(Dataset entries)
[start]
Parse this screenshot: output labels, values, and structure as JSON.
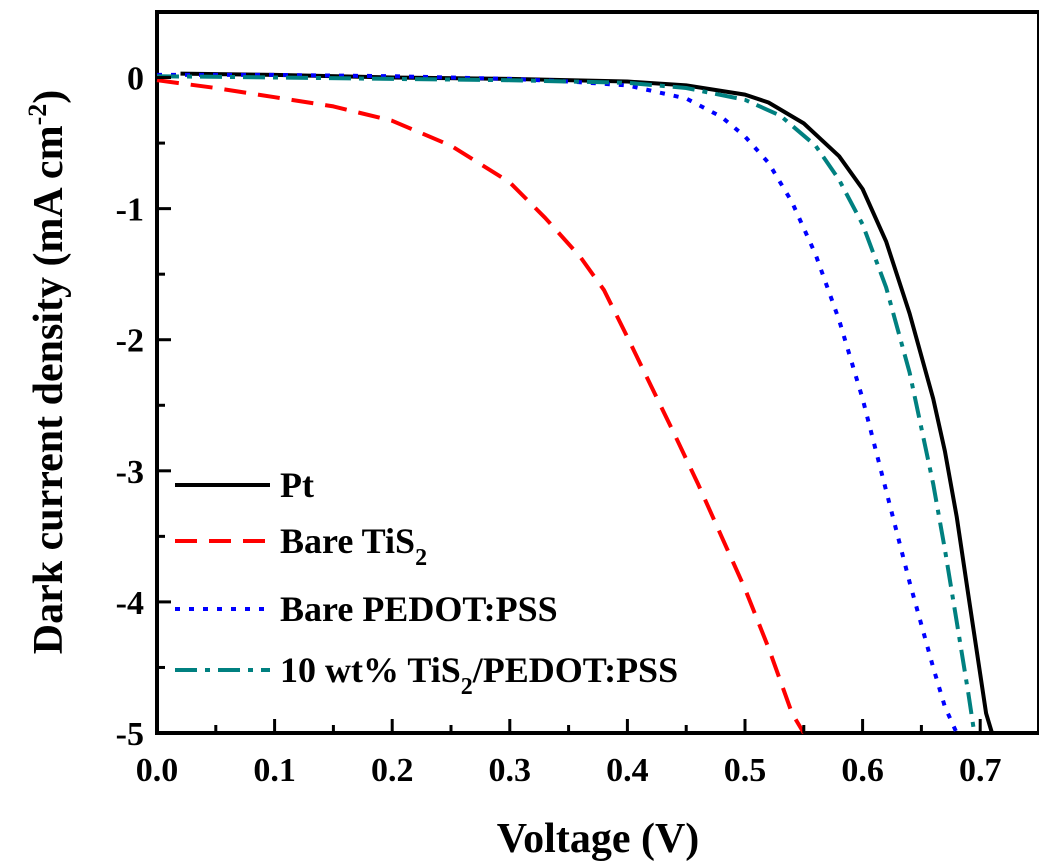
{
  "chart_data": {
    "type": "line",
    "xlabel": "Voltage (V)",
    "ylabel": {
      "main": "Dark current density (mA cm",
      "sup": "-2",
      "close": ")"
    },
    "xlim": [
      0.0,
      0.75
    ],
    "ylim": [
      -5,
      0.5
    ],
    "x_ticks": [
      "0.0",
      "0.1",
      "0.2",
      "0.3",
      "0.4",
      "0.5",
      "0.6",
      "0.7"
    ],
    "y_ticks": [
      "0",
      "-1",
      "-2",
      "-3",
      "-4",
      "-5"
    ],
    "grid": false,
    "legend_position": "bottom-left",
    "series": [
      {
        "name": "Pt",
        "legend": {
          "text": "Pt",
          "sub": "",
          "rest": ""
        },
        "color": "#000000",
        "dash": "solid",
        "x": [
          0.02,
          0.1,
          0.2,
          0.3,
          0.4,
          0.45,
          0.5,
          0.52,
          0.55,
          0.58,
          0.6,
          0.62,
          0.64,
          0.66,
          0.67,
          0.68,
          0.69,
          0.7,
          0.705,
          0.71
        ],
        "y": [
          0.03,
          0.02,
          0.0,
          -0.01,
          -0.03,
          -0.06,
          -0.13,
          -0.19,
          -0.35,
          -0.6,
          -0.85,
          -1.25,
          -1.8,
          -2.45,
          -2.85,
          -3.35,
          -3.95,
          -4.55,
          -4.85,
          -5.0
        ]
      },
      {
        "name": "Bare TiS2",
        "legend": {
          "text": "Bare TiS",
          "sub": "2",
          "rest": ""
        },
        "color": "#ff0000",
        "dash": "dashed",
        "x": [
          0.0,
          0.05,
          0.1,
          0.15,
          0.2,
          0.25,
          0.3,
          0.33,
          0.36,
          0.38,
          0.4,
          0.42,
          0.44,
          0.46,
          0.48,
          0.5,
          0.52,
          0.53,
          0.54,
          0.55
        ],
        "y": [
          -0.02,
          -0.08,
          -0.15,
          -0.22,
          -0.33,
          -0.52,
          -0.8,
          -1.07,
          -1.37,
          -1.62,
          -1.98,
          -2.35,
          -2.72,
          -3.1,
          -3.5,
          -3.9,
          -4.35,
          -4.6,
          -4.85,
          -5.0
        ]
      },
      {
        "name": "Bare PEDOT:PSS",
        "legend": {
          "text": "Bare PEDOT:PSS",
          "sub": "",
          "rest": ""
        },
        "color": "#0000ff",
        "dash": "dotted",
        "x": [
          0.0,
          0.1,
          0.2,
          0.3,
          0.35,
          0.4,
          0.45,
          0.48,
          0.5,
          0.52,
          0.54,
          0.56,
          0.58,
          0.6,
          0.62,
          0.64,
          0.66,
          0.67,
          0.675,
          0.68
        ],
        "y": [
          0.02,
          0.02,
          0.01,
          -0.01,
          -0.03,
          -0.06,
          -0.16,
          -0.3,
          -0.45,
          -0.65,
          -0.95,
          -1.35,
          -1.85,
          -2.45,
          -3.15,
          -3.85,
          -4.5,
          -4.8,
          -4.9,
          -5.0
        ]
      },
      {
        "name": "10 wt% TiS2/PEDOT:PSS",
        "legend": {
          "text": "10 wt% TiS",
          "sub": "2",
          "rest": "/PEDOT:PSS"
        },
        "color": "#008080",
        "dash": "dashdot",
        "x": [
          0.0,
          0.1,
          0.2,
          0.3,
          0.4,
          0.45,
          0.5,
          0.53,
          0.56,
          0.58,
          0.6,
          0.62,
          0.64,
          0.66,
          0.67,
          0.68,
          0.69,
          0.695
        ],
        "y": [
          0.01,
          0.0,
          -0.01,
          -0.02,
          -0.04,
          -0.08,
          -0.17,
          -0.29,
          -0.52,
          -0.78,
          -1.12,
          -1.6,
          -2.25,
          -3.1,
          -3.6,
          -4.15,
          -4.7,
          -5.0
        ]
      }
    ]
  }
}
[end]
• _WHAT IS BEING ASKED_
Restate the records above in full, word for word. Keep pictures out.

• _SOLUTION FOR THIS EXERCISE_
Parse this screenshot: output labels, values, and structure as JSON.
{
  "chart_data": {
    "type": "line",
    "xlabel": "Voltage (V)",
    "ylabel": {
      "main": "Dark current density (mA cm",
      "sup": "-2",
      "close": ")"
    },
    "xlim": [
      0.0,
      0.75
    ],
    "ylim": [
      -5,
      0.5
    ],
    "x_ticks": [
      "0.0",
      "0.1",
      "0.2",
      "0.3",
      "0.4",
      "0.5",
      "0.6",
      "0.7"
    ],
    "y_ticks": [
      "0",
      "-1",
      "-2",
      "-3",
      "-4",
      "-5"
    ],
    "grid": false,
    "legend_position": "bottom-left",
    "series": [
      {
        "name": "Pt",
        "legend": {
          "text": "Pt",
          "sub": "",
          "rest": ""
        },
        "color": "#000000",
        "dash": "solid",
        "x": [
          0.02,
          0.1,
          0.2,
          0.3,
          0.4,
          0.45,
          0.5,
          0.52,
          0.55,
          0.58,
          0.6,
          0.62,
          0.64,
          0.66,
          0.67,
          0.68,
          0.69,
          0.7,
          0.705,
          0.71
        ],
        "y": [
          0.03,
          0.02,
          0.0,
          -0.01,
          -0.03,
          -0.06,
          -0.13,
          -0.19,
          -0.35,
          -0.6,
          -0.85,
          -1.25,
          -1.8,
          -2.45,
          -2.85,
          -3.35,
          -3.95,
          -4.55,
          -4.85,
          -5.0
        ]
      },
      {
        "name": "Bare TiS2",
        "legend": {
          "text": "Bare TiS",
          "sub": "2",
          "rest": ""
        },
        "color": "#ff0000",
        "dash": "dashed",
        "x": [
          0.0,
          0.05,
          0.1,
          0.15,
          0.2,
          0.25,
          0.3,
          0.33,
          0.36,
          0.38,
          0.4,
          0.42,
          0.44,
          0.46,
          0.48,
          0.5,
          0.52,
          0.53,
          0.54,
          0.55
        ],
        "y": [
          -0.02,
          -0.08,
          -0.15,
          -0.22,
          -0.33,
          -0.52,
          -0.8,
          -1.07,
          -1.37,
          -1.62,
          -1.98,
          -2.35,
          -2.72,
          -3.1,
          -3.5,
          -3.9,
          -4.35,
          -4.6,
          -4.85,
          -5.0
        ]
      },
      {
        "name": "Bare PEDOT:PSS",
        "legend": {
          "text": "Bare PEDOT:PSS",
          "sub": "",
          "rest": ""
        },
        "color": "#0000ff",
        "dash": "dotted",
        "x": [
          0.0,
          0.1,
          0.2,
          0.3,
          0.35,
          0.4,
          0.45,
          0.48,
          0.5,
          0.52,
          0.54,
          0.56,
          0.58,
          0.6,
          0.62,
          0.64,
          0.66,
          0.67,
          0.675,
          0.68
        ],
        "y": [
          0.02,
          0.02,
          0.01,
          -0.01,
          -0.03,
          -0.06,
          -0.16,
          -0.3,
          -0.45,
          -0.65,
          -0.95,
          -1.35,
          -1.85,
          -2.45,
          -3.15,
          -3.85,
          -4.5,
          -4.8,
          -4.9,
          -5.0
        ]
      },
      {
        "name": "10 wt% TiS2/PEDOT:PSS",
        "legend": {
          "text": "10 wt% TiS",
          "sub": "2",
          "rest": "/PEDOT:PSS"
        },
        "color": "#008080",
        "dash": "dashdot",
        "x": [
          0.0,
          0.1,
          0.2,
          0.3,
          0.4,
          0.45,
          0.5,
          0.53,
          0.56,
          0.58,
          0.6,
          0.62,
          0.64,
          0.66,
          0.67,
          0.68,
          0.69,
          0.695
        ],
        "y": [
          0.01,
          0.0,
          -0.01,
          -0.02,
          -0.04,
          -0.08,
          -0.17,
          -0.29,
          -0.52,
          -0.78,
          -1.12,
          -1.6,
          -2.25,
          -3.1,
          -3.6,
          -4.15,
          -4.7,
          -5.0
        ]
      }
    ]
  }
}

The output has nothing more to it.